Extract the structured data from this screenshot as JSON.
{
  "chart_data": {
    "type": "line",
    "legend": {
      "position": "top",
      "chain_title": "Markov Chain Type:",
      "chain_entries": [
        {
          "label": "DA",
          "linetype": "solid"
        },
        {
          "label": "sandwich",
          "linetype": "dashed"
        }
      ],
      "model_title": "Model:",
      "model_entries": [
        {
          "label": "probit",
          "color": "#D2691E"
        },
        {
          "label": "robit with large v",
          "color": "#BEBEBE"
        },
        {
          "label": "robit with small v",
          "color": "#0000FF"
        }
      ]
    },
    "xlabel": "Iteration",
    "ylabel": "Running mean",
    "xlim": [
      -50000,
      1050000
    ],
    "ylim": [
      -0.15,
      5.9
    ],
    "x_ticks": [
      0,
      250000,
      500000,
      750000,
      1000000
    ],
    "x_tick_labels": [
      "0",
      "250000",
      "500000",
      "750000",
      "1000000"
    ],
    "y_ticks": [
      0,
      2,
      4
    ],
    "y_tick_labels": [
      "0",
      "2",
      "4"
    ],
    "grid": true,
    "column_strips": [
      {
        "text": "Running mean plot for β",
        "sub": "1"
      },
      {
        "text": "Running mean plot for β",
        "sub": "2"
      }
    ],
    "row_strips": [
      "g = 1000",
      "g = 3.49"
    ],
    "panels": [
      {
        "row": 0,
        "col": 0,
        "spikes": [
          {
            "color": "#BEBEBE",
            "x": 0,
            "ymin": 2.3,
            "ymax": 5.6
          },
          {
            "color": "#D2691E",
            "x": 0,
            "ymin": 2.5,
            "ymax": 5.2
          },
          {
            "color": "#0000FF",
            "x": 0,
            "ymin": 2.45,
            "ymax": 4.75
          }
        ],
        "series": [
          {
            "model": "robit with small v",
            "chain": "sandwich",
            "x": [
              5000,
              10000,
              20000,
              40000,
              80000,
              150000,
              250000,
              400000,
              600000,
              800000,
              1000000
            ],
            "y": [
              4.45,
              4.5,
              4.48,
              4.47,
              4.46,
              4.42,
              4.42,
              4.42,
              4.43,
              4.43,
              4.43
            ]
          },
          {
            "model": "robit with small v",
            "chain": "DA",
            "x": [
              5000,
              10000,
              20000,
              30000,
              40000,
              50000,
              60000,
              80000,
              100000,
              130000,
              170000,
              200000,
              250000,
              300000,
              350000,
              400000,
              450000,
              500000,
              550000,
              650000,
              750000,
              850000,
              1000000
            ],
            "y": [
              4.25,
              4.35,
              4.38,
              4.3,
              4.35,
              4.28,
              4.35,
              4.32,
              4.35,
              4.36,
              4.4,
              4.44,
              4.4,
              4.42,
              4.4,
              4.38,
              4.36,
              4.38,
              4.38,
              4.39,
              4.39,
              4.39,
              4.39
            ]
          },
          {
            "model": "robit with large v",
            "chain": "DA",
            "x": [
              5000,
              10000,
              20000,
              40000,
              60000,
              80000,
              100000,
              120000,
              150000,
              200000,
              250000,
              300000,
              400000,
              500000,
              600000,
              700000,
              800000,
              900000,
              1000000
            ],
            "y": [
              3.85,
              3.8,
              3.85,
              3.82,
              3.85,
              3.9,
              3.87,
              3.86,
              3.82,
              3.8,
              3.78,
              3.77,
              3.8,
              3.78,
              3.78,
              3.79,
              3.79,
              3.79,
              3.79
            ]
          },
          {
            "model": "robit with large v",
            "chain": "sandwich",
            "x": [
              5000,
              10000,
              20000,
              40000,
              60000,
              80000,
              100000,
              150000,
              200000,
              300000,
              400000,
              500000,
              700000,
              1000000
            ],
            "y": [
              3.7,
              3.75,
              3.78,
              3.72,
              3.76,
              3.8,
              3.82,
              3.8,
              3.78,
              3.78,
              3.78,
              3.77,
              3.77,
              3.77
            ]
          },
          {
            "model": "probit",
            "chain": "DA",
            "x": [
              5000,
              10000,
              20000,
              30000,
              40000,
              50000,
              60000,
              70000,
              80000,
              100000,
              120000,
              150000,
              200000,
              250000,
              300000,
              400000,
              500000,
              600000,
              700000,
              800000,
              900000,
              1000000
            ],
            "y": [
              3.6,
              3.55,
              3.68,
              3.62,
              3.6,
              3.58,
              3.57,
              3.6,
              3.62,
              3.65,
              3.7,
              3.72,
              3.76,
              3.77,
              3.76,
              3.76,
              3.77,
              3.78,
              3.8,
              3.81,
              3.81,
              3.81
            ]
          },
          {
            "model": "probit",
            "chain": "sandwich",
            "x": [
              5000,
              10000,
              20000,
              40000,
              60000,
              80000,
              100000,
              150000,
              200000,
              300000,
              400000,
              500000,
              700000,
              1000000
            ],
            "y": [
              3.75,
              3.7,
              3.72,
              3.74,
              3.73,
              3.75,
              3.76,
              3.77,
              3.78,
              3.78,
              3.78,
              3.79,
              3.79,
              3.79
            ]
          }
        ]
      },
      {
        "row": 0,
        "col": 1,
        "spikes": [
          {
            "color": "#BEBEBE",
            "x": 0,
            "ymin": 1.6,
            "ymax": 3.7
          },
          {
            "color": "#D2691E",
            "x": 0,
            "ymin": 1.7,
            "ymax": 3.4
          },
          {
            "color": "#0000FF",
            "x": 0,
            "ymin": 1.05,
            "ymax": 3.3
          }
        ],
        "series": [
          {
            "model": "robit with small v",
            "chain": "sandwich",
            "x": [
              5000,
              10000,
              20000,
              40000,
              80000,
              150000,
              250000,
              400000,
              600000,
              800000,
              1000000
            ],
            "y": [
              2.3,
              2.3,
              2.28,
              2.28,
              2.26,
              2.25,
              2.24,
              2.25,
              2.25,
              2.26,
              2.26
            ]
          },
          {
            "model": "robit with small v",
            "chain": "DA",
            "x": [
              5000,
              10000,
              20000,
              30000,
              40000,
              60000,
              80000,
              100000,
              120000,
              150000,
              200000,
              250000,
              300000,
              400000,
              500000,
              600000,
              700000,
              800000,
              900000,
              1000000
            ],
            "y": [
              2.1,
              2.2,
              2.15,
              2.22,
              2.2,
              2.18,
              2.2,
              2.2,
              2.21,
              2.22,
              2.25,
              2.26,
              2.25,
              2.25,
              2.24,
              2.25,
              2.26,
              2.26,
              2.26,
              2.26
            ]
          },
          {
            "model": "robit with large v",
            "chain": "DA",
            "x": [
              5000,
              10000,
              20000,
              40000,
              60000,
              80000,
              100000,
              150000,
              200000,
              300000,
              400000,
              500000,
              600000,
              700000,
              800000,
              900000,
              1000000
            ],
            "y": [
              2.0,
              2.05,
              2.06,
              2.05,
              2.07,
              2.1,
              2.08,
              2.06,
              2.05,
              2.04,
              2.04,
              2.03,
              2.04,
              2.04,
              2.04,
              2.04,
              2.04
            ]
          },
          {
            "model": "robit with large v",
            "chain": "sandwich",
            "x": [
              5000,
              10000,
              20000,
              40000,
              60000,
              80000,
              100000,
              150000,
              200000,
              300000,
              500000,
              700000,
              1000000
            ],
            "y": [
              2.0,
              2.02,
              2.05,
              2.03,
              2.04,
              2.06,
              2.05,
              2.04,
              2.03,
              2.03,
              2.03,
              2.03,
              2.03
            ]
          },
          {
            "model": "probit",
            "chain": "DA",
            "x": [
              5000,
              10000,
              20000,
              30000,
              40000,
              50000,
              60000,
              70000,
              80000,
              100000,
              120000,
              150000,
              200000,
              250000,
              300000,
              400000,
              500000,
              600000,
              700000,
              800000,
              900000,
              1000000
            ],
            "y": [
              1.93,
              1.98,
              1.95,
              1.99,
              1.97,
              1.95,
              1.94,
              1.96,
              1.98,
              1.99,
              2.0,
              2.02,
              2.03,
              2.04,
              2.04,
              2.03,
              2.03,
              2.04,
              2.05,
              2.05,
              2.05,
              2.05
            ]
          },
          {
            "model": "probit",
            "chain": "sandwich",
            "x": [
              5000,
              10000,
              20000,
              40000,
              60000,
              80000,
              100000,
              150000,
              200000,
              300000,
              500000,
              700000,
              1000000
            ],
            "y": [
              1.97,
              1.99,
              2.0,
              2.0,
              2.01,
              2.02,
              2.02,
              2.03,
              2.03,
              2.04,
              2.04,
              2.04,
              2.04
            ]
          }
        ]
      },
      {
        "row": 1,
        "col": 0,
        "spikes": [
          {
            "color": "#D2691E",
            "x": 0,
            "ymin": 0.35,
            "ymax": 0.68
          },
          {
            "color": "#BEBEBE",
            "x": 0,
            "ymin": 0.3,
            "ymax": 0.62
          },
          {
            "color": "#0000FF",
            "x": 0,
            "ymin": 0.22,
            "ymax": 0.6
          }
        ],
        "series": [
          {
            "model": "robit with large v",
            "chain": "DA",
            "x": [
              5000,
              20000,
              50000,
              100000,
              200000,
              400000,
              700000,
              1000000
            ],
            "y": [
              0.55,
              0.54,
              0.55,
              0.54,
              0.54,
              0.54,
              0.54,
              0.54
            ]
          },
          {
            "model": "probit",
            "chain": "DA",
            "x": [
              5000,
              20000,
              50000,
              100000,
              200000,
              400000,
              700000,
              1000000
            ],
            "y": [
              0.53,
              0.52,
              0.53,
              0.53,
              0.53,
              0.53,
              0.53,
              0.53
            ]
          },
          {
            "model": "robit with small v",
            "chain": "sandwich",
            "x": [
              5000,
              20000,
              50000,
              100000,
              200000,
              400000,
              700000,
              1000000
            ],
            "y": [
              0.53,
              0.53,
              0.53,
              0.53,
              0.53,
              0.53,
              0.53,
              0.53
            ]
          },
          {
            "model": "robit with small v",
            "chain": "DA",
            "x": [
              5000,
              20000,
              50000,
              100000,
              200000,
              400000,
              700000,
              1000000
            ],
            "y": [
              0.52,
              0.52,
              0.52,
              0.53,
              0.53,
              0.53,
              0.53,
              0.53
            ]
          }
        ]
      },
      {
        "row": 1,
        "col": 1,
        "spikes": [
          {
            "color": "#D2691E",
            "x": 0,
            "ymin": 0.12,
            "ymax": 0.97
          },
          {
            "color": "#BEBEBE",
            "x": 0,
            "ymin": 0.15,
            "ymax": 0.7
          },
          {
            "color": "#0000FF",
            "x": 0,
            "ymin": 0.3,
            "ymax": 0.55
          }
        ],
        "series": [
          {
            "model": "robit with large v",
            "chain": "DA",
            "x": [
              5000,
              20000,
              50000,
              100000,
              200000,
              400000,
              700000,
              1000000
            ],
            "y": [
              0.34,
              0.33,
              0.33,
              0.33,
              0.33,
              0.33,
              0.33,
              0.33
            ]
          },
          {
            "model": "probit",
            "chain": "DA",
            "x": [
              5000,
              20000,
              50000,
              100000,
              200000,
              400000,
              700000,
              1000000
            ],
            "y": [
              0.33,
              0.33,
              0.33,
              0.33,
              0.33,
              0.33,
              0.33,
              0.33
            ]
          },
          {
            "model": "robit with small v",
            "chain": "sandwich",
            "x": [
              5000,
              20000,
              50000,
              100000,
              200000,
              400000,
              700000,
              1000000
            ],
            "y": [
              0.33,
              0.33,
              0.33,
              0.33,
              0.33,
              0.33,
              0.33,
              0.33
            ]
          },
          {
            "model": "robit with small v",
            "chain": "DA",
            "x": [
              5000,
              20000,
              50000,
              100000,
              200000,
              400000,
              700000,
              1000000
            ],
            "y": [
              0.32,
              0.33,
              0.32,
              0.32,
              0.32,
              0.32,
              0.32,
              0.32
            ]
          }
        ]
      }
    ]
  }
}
◆ ◆ ◆ ◆ ◆
**EXERCISE BRIEF:** Each line that holds the word "ymin" is to be copied.

**EXPECTED ANSWER:**
            "ymin": 2.3,
            "ymin": 2.5,
            "ymin": 2.45,
            "ymin": 1.6,
            "ymin": 1.7,
            "ymin": 1.05,
            "ymin": 0.35,
            "ymin": 0.3,
            "ymin": 0.22,
            "ymin": 0.12,
            "ymin": 0.15,
            "ymin": 0.3,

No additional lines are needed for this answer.